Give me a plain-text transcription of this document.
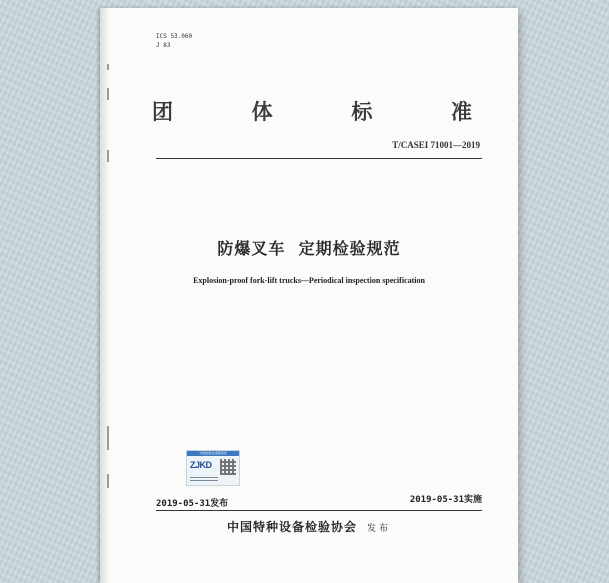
ICS 53.060
J 83
团	体	标	准
T/CASEI 71001—2019
防爆叉车  定期检验规范
Explosion-proof fork-lift trucks—Periodical inspection specification
中国标准在线服务网
ZJKD
2019-05-31发布	2019-05-31实施
中国特种设备检验协会 发布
* * * * * * *
• **Given instruction**: Repeat the full listing above exactly, with no pictures in the copy.

• **Finished answer**:
Give me a plain-text transcription of this document.
ICS 53.060
J 83
团	体	标	准
T/CASEI 71001—2019
防爆叉车  定期检验规范
Explosion-proof fork-lift trucks—Periodical inspection specification
中国标准在线服务网
ZJKD
2019-05-31发布	2019-05-31实施
中国特种设备检验协会 发布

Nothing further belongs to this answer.